Problem description: Reproduce all the entries exactly and keep the pictures out.

--- begin Supplied information ---

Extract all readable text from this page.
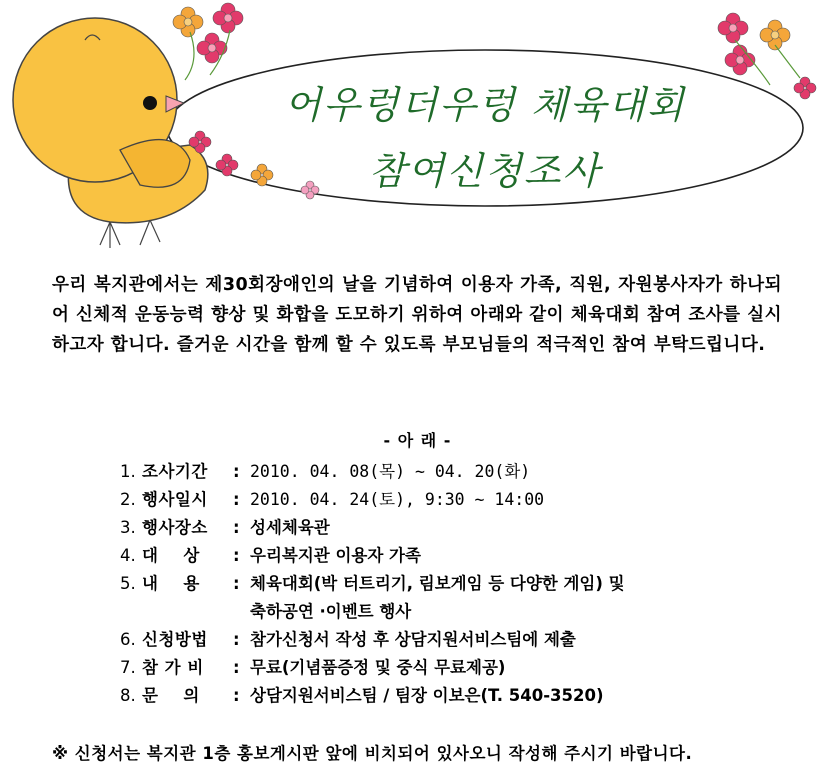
어우렁더우렁 체육대회
참여신청조사
우리 복지관에서는 제30회장애인의 날을 기념하여 이용자 가족, 직원, 자원봉사자가 하나되어 신체적 운동능력 향상 및 화합을 도모하기 위하여 아래와 같이 체육대회 참여 조사를 실시하고자 합니다. 즐거운 시간을 함께 할 수 있도록 부모님들의 적극적인 참여 부탁드립니다.
- 아 래 -
1. 조사기간	: 2010. 04. 08(목) ~ 04. 20(화)
2. 행사일시	: 2010. 04. 24(토), 9:30 ~ 14:00
3. 행사장소	: 성세체육관
4. 대    상	: 우리복지관 이용자 가족
5. 내    용	: 체육대회(박 터트리기, 림보게임 등 다양한 게임) 및
축하공연 ·이벤트 행사
6. 신청방법	: 참가신청서 작성 후 상담지원서비스팀에 제출
7. 참 가 비	: 무료(기념품증정 및 중식 무료제공)
8. 문    의	: 상담지원서비스팀 / 팀장 이보은(T. 540-3520)
※ 신청서는 복지관 1층 홍보게시판 앞에 비치되어 있사오니 작성해 주시기 바랍니다.
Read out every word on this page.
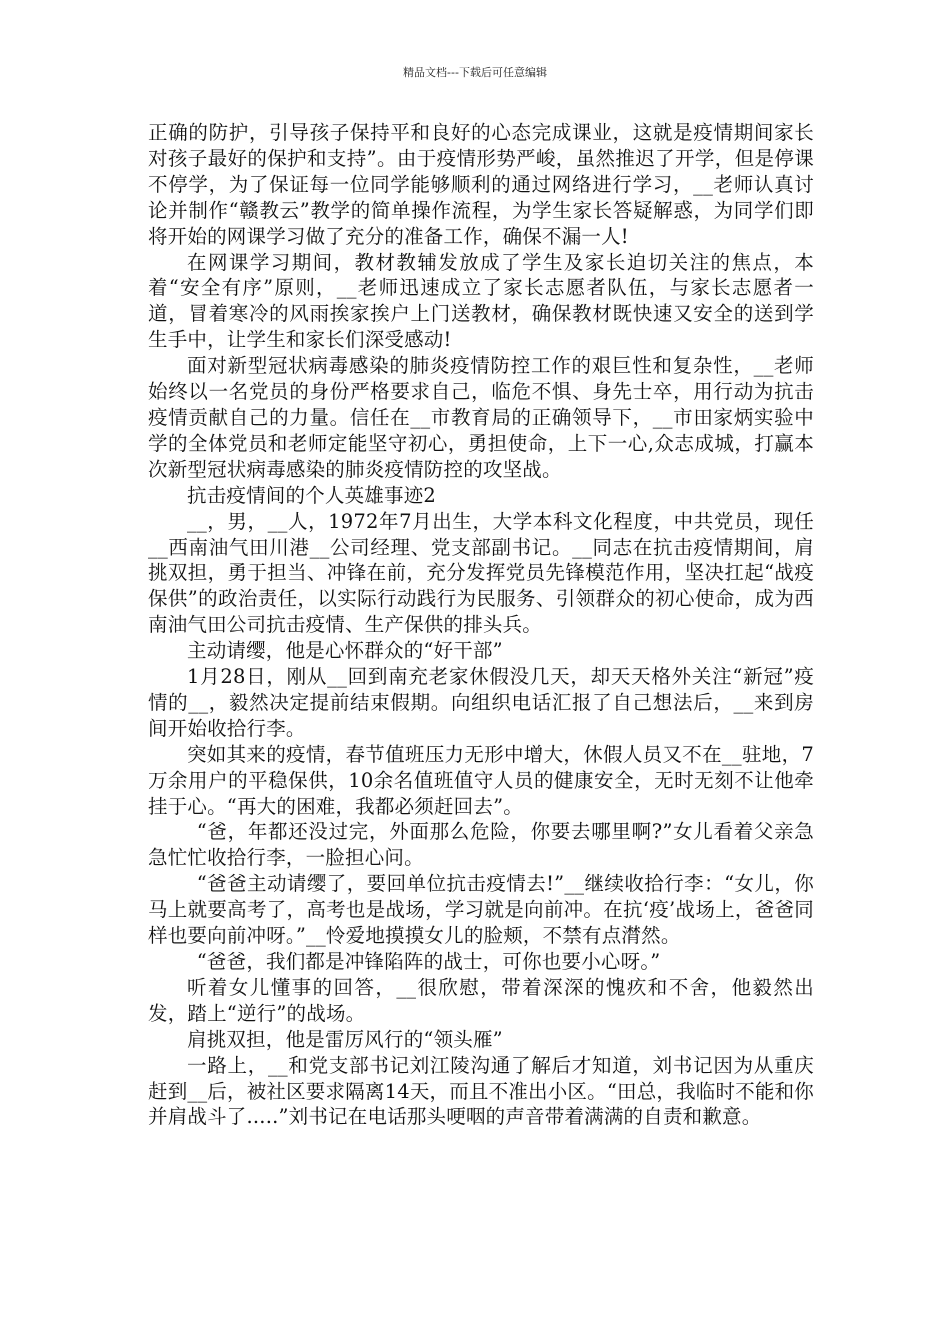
精品文档---下载后可任意编辑

正确的防护，引导孩子保持平和良好的心态完成课业，这就是疫情期间家长对孩子最好的保护和支持”。由于疫情形势严峻，虽然推迟了开学，但是停课不停学，为了保证每一位同学能够顺利的通过网络进行学习，__老师认真讨论并制作“赣教云”教学的简单操作流程，为学生家长答疑解惑，为同学们即将开始的网课学习做了充分的准备工作，确保不漏一人!

在网课学习期间，教材教辅发放成了学生及家长迫切关注的焦点，本着“安全有序”原则，__老师迅速成立了家长志愿者队伍，与家长志愿者一道，冒着寒冷的风雨挨家挨户上门送教材，确保教材既快速又安全的送到学生手中，让学生和家长们深受感动!

面对新型冠状病毒感染的肺炎疫情防控工作的艰巨性和复杂性，__老师始终以一名党员的身份严格要求自己，临危不惧、身先士卒，用行动为抗击疫情贡献自己的力量。信任在__市教育局的正确领导下，__市田家炳实验中学的全体党员和老师定能坚守初心，勇担使命，上下一心,众志成城，打赢本次新型冠状病毒感染的肺炎疫情防控的攻坚战。

抗击疫情间的个人英雄事迹2

__，男，__人，1972年7月出生，大学本科文化程度，中共党员，现任__西南油气田川港__公司经理、党支部副书记。__同志在抗击疫情期间，肩挑双担，勇于担当、冲锋在前，充分发挥党员先锋模范作用，坚决扛起“战疫保供”的政治责任，以实际行动践行为民服务、引领群众的初心使命，成为西南油气田公司抗击疫情、生产保供的排头兵。

主动请缨，他是心怀群众的“好干部”

1月28日，刚从__回到南充老家休假没几天，却天天格外关注“新冠”疫情的__，毅然决定提前结束假期。向组织电话汇报了自己想法后，__来到房间开始收拾行李。

突如其来的疫情，春节值班压力无形中增大，休假人员又不在__驻地，7万余用户的平稳保供，10余名值班值守人员的健康安全，无时无刻不让他牵挂于心。“再大的困难，我都必须赶回去”。

“爸，年都还没过完，外面那么危险，你要去哪里啊?”女儿看着父亲急急忙忙收拾行李，一脸担心问。

“爸爸主动请缨了，要回单位抗击疫情去!”__继续收拾行李：“女儿，你马上就要高考了，高考也是战场，学习就是向前冲。在抗‘疫’战场上，爸爸同样也要向前冲呀。”__怜爱地摸摸女儿的脸颊，不禁有点潸然。

“爸爸，我们都是冲锋陷阵的战士，可你也要小心呀。”

听着女儿懂事的回答，__很欣慰，带着深深的愧疚和不舍，他毅然出发，踏上“逆行”的战场。

肩挑双担，他是雷厉风行的“领头雁”

一路上，__和党支部书记刘江陵沟通了解后才知道，刘书记因为从重庆赶到__后，被社区要求隔离14天，而且不准出小区。“田总，我临时不能和你并肩战斗了.....”刘书记在电话那头哽咽的声音带着满满的自责和歉意。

--- end Supplied information ---

Reply:
Extract all readable text from this page.
어우렁더우렁 체육대회
참여신청조사
우리 복지관에서는 제30회장애인의 날을 기념하여 이용자 가족, 직원, 자원봉사자가 하나되어 신체적 운동능력 향상 및 화합을 도모하기 위하여 아래와 같이 체육대회 참여 조사를 실시하고자 합니다. 즐거운 시간을 함께 할 수 있도록 부모님들의 적극적인 참여 부탁드립니다.
- 아 래 -
1. 조사기간	: 2010. 04. 08(목) ~ 04. 20(화)
2. 행사일시	: 2010. 04. 24(토), 9:30 ~ 14:00
3. 행사장소	: 성세체육관
4. 대    상	: 우리복지관 이용자 가족
5. 내    용	: 체육대회(박 터트리기, 림보게임 등 다양한 게임) 및
축하공연 ·이벤트 행사
6. 신청방법	: 참가신청서 작성 후 상담지원서비스팀에 제출
7. 참 가 비	: 무료(기념품증정 및 중식 무료제공)
8. 문    의	: 상담지원서비스팀 / 팀장 이보은(T. 540-3520)
※ 신청서는 복지관 1층 홍보게시판 앞에 비치되어 있사오니 작성해 주시기 바랍니다.
Read out every word on this page.
精品文档---下载后可任意编辑

正确的防护，引导孩子保持平和良好的心态完成课业，这就是疫情期间家长对孩子最好的保护和支持”。由于疫情形势严峻，虽然推迟了开学，但是停课不停学，为了保证每一位同学能够顺利的通过网络进行学习，__老师认真讨论并制作“赣教云”教学的简单操作流程，为学生家长答疑解惑，为同学们即将开始的网课学习做了充分的准备工作，确保不漏一人!

在网课学习期间，教材教辅发放成了学生及家长迫切关注的焦点，本着“安全有序”原则，__老师迅速成立了家长志愿者队伍，与家长志愿者一道，冒着寒冷的风雨挨家挨户上门送教材，确保教材既快速又安全的送到学生手中，让学生和家长们深受感动!

面对新型冠状病毒感染的肺炎疫情防控工作的艰巨性和复杂性，__老师始终以一名党员的身份严格要求自己，临危不惧、身先士卒，用行动为抗击疫情贡献自己的力量。信任在__市教育局的正确领导下，__市田家炳实验中学的全体党员和老师定能坚守初心，勇担使命，上下一心,众志成城，打赢本次新型冠状病毒感染的肺炎疫情防控的攻坚战。

抗击疫情间的个人英雄事迹2

__，男，__人，1972年7月出生，大学本科文化程度，中共党员，现任__西南油气田川港__公司经理、党支部副书记。__同志在抗击疫情期间，肩挑双担，勇于担当、冲锋在前，充分发挥党员先锋模范作用，坚决扛起“战疫保供”的政治责任，以实际行动践行为民服务、引领群众的初心使命，成为西南油气田公司抗击疫情、生产保供的排头兵。

主动请缨，他是心怀群众的“好干部”

1月28日，刚从__回到南充老家休假没几天，却天天格外关注“新冠”疫情的__，毅然决定提前结束假期。向组织电话汇报了自己想法后，__来到房间开始收拾行李。

突如其来的疫情，春节值班压力无形中增大，休假人员又不在__驻地，7万余用户的平稳保供，10余名值班值守人员的健康安全，无时无刻不让他牵挂于心。“再大的困难，我都必须赶回去”。

“爸，年都还没过完，外面那么危险，你要去哪里啊?”女儿看着父亲急急忙忙收拾行李，一脸担心问。

“爸爸主动请缨了，要回单位抗击疫情去!”__继续收拾行李：“女儿，你马上就要高考了，高考也是战场，学习就是向前冲。在抗‘疫’战场上，爸爸同样也要向前冲呀。”__怜爱地摸摸女儿的脸颊，不禁有点潸然。

“爸爸，我们都是冲锋陷阵的战士，可你也要小心呀。”

听着女儿懂事的回答，__很欣慰，带着深深的愧疚和不舍，他毅然出发，踏上“逆行”的战场。

肩挑双担，他是雷厉风行的“领头雁”

一路上，__和党支部书记刘江陵沟通了解后才知道，刘书记因为从重庆赶到__后，被社区要求隔离14天，而且不准出小区。“田总，我临时不能和你并肩战斗了.....”刘书记在电话那头哽咽的声音带着满满的自责和歉意。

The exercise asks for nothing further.